'''
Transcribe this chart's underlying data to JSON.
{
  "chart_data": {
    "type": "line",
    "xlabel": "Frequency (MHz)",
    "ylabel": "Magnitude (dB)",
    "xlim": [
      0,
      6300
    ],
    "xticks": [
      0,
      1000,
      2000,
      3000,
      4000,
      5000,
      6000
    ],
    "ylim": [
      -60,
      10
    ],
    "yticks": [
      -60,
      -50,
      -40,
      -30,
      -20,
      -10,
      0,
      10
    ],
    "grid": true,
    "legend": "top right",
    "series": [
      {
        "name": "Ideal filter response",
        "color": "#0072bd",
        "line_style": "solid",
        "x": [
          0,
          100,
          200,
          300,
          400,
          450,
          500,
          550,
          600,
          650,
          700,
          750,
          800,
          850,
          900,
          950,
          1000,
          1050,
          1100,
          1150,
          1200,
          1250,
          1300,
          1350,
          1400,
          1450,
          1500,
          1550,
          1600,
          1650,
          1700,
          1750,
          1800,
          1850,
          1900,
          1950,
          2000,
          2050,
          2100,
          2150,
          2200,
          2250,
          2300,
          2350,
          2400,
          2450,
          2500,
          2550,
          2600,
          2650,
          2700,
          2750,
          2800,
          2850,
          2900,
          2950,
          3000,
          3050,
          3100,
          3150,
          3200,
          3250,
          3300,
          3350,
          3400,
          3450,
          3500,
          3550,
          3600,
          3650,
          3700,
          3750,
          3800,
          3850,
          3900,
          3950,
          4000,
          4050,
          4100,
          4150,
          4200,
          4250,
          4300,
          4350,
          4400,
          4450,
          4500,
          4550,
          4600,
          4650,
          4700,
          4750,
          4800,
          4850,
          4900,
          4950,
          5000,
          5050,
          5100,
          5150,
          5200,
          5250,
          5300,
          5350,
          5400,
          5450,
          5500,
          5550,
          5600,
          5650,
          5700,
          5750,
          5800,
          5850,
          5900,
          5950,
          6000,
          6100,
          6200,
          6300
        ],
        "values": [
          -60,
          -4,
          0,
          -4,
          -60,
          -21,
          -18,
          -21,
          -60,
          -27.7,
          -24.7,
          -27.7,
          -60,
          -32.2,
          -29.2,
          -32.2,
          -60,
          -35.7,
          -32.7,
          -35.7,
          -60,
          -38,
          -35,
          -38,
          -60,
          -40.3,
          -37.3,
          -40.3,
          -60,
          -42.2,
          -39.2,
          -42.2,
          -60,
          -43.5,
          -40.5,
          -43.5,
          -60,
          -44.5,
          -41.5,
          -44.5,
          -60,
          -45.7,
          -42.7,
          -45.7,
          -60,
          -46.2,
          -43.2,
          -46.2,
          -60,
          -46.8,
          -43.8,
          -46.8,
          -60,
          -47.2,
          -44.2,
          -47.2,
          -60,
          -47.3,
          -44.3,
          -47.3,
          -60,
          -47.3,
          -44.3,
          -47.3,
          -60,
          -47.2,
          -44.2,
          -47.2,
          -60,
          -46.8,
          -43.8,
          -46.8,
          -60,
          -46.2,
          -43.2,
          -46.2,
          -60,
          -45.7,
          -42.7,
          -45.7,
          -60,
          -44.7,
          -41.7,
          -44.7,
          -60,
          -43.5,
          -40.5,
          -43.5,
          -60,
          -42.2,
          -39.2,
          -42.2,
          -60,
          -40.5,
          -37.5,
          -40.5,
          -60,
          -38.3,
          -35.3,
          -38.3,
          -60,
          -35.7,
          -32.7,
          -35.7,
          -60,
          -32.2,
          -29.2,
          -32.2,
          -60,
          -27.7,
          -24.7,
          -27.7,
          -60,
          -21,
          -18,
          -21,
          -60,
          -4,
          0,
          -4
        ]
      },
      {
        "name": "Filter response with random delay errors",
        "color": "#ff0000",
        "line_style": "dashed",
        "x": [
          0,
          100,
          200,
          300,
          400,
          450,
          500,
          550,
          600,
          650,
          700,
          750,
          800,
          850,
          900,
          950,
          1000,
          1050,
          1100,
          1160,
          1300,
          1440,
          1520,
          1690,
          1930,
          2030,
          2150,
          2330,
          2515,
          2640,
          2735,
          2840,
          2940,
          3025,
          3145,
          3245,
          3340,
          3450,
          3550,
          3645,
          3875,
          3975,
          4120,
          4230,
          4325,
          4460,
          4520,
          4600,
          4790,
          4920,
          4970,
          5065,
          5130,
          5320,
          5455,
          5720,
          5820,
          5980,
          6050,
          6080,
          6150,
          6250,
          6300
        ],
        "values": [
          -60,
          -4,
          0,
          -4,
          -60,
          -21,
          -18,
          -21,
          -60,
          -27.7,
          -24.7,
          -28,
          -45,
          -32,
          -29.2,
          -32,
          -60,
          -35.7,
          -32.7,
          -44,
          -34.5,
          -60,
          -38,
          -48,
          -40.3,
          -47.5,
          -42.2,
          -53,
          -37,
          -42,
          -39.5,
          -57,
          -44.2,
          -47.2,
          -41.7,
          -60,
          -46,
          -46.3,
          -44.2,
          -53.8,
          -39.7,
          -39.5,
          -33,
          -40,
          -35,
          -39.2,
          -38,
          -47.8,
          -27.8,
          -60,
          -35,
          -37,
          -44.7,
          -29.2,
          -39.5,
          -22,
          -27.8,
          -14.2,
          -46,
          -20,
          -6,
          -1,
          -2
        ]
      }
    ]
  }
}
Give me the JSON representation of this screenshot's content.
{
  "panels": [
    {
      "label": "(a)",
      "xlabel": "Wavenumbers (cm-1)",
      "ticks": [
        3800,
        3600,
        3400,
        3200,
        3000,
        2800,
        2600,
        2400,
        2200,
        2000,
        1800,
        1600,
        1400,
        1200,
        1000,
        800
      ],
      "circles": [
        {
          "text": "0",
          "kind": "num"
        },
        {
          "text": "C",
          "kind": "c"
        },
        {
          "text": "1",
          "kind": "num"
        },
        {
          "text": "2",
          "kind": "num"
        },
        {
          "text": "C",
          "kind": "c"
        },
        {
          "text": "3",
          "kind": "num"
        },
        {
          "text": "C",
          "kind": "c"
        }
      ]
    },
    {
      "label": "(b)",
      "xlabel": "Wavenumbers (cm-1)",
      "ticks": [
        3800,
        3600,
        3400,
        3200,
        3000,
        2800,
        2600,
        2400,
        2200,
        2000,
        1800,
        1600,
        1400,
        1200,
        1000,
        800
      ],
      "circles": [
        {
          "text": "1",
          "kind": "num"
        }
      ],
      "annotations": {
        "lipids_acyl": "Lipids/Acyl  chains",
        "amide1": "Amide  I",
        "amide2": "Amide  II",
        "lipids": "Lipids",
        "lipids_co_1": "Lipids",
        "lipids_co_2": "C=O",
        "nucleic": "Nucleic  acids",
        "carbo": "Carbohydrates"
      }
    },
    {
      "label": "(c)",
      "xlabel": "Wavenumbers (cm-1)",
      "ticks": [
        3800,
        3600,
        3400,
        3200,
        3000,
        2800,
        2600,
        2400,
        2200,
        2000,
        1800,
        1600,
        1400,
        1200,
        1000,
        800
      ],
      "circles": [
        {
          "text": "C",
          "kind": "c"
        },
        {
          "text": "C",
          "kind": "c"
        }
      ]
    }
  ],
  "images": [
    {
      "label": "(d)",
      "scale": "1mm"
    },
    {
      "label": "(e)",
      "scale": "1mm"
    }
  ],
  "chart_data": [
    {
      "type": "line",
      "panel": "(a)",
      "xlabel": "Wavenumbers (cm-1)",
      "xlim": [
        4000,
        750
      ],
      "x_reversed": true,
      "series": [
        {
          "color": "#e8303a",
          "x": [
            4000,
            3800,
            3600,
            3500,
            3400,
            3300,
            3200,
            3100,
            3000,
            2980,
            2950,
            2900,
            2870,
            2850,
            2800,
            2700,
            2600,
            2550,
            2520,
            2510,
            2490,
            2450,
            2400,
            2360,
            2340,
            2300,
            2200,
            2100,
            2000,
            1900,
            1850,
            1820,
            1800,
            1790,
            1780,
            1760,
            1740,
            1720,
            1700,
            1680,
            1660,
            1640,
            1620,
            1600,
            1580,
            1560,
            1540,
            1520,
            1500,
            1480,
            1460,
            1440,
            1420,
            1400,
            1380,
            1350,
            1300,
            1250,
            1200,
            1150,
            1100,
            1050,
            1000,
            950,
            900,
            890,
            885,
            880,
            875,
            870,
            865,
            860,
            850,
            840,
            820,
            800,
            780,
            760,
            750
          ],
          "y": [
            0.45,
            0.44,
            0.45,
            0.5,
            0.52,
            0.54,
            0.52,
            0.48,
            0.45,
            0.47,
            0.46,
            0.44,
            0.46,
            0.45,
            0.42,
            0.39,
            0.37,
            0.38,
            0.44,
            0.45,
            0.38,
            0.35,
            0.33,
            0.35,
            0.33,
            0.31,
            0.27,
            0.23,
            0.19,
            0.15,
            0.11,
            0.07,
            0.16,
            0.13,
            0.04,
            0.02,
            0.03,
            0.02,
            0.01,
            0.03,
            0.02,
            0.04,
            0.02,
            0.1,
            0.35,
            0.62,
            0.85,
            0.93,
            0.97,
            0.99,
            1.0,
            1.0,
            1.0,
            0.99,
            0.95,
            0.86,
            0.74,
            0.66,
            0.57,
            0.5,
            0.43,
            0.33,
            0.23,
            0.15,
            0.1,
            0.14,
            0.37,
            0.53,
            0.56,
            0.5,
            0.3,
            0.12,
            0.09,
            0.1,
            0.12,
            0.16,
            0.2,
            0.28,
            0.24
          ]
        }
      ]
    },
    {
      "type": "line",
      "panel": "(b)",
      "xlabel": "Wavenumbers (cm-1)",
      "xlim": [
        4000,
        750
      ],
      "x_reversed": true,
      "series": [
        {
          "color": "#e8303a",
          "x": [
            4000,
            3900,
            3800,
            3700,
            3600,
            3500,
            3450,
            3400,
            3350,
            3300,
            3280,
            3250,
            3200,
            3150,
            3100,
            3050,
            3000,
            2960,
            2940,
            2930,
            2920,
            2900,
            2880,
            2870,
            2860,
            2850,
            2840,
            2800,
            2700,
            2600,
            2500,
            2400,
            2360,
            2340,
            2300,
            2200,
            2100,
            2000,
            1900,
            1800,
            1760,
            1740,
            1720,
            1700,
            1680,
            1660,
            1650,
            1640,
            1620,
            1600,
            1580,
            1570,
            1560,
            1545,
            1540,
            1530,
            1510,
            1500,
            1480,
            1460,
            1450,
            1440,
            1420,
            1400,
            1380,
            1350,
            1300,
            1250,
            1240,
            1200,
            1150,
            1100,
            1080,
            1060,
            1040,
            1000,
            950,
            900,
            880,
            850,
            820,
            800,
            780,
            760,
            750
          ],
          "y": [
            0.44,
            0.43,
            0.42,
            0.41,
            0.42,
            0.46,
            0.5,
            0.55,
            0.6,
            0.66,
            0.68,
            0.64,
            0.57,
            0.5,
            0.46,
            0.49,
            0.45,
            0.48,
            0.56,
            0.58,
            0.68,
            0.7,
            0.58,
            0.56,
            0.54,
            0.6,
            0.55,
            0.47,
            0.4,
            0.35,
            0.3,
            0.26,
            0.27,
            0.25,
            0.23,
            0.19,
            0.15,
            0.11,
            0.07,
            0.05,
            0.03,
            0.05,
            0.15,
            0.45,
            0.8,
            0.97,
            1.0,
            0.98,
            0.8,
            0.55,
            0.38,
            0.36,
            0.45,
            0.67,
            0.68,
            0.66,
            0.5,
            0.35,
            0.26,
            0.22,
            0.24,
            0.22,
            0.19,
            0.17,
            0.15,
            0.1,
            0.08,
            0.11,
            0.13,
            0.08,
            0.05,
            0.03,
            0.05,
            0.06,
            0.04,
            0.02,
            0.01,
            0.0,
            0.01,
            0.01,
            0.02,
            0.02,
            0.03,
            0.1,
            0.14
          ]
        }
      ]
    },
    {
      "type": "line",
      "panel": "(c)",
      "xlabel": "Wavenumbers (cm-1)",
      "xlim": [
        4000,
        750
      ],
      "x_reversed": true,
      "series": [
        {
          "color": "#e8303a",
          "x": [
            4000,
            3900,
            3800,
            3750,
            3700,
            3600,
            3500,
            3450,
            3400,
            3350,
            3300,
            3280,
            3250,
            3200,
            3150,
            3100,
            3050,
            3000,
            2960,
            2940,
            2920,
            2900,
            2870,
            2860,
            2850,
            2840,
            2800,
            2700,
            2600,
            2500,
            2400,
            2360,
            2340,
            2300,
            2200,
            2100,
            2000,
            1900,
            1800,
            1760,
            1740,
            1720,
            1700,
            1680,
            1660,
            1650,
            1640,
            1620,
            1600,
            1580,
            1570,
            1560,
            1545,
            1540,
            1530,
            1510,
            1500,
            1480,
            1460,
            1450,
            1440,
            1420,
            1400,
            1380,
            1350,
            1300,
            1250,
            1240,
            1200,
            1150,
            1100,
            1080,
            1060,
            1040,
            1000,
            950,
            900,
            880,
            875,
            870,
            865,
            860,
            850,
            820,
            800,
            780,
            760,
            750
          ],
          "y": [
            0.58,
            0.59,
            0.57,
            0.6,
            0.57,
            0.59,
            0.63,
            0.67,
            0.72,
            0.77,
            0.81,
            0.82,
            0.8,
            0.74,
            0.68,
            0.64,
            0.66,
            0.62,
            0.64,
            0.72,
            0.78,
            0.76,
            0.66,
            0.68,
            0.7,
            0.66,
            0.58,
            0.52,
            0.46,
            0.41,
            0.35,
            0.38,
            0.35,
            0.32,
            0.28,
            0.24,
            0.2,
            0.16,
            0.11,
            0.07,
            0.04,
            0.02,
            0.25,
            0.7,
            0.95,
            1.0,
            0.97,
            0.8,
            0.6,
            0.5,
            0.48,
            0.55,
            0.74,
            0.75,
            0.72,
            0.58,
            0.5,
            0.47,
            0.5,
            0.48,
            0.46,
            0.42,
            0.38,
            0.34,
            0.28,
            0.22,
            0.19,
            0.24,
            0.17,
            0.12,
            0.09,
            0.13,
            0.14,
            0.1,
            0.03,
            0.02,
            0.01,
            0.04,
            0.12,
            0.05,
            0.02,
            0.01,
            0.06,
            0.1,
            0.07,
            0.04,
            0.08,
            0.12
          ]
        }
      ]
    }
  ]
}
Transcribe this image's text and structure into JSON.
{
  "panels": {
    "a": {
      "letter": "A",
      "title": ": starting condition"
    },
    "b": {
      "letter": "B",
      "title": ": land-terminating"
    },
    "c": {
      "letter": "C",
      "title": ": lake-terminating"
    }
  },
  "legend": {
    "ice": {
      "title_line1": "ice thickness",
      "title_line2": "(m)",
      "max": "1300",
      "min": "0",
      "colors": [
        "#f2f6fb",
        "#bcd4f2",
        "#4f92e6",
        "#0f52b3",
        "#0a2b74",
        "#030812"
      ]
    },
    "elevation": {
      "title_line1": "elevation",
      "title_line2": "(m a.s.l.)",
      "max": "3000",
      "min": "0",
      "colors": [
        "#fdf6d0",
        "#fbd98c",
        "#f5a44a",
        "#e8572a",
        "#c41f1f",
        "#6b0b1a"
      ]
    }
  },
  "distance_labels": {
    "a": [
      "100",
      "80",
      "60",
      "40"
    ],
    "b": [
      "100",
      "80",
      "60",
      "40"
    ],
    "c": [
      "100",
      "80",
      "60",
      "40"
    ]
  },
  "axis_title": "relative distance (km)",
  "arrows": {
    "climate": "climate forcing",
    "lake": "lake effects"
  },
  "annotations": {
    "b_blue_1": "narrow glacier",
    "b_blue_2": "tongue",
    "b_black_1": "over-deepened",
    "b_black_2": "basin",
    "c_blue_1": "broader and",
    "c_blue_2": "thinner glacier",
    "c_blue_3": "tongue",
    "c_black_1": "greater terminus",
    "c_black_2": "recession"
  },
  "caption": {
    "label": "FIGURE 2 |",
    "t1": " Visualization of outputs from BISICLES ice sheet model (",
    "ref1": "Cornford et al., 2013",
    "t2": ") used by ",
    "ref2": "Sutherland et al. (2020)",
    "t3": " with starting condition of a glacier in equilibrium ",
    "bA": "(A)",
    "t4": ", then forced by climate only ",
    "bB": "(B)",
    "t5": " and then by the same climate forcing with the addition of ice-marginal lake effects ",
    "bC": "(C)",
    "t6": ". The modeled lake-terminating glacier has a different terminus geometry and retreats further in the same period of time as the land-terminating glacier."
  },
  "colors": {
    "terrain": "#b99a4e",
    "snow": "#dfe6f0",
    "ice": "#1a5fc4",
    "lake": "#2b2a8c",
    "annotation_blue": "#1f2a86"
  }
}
'''
**Problem requirements**
Identify each line in the records above containing the word "forcing"; copy those lines.

**Written response**
    "climate": "climate forcing",
    "t5": " and then by the same climate forcing with the addition of ice-marginal lake effects ",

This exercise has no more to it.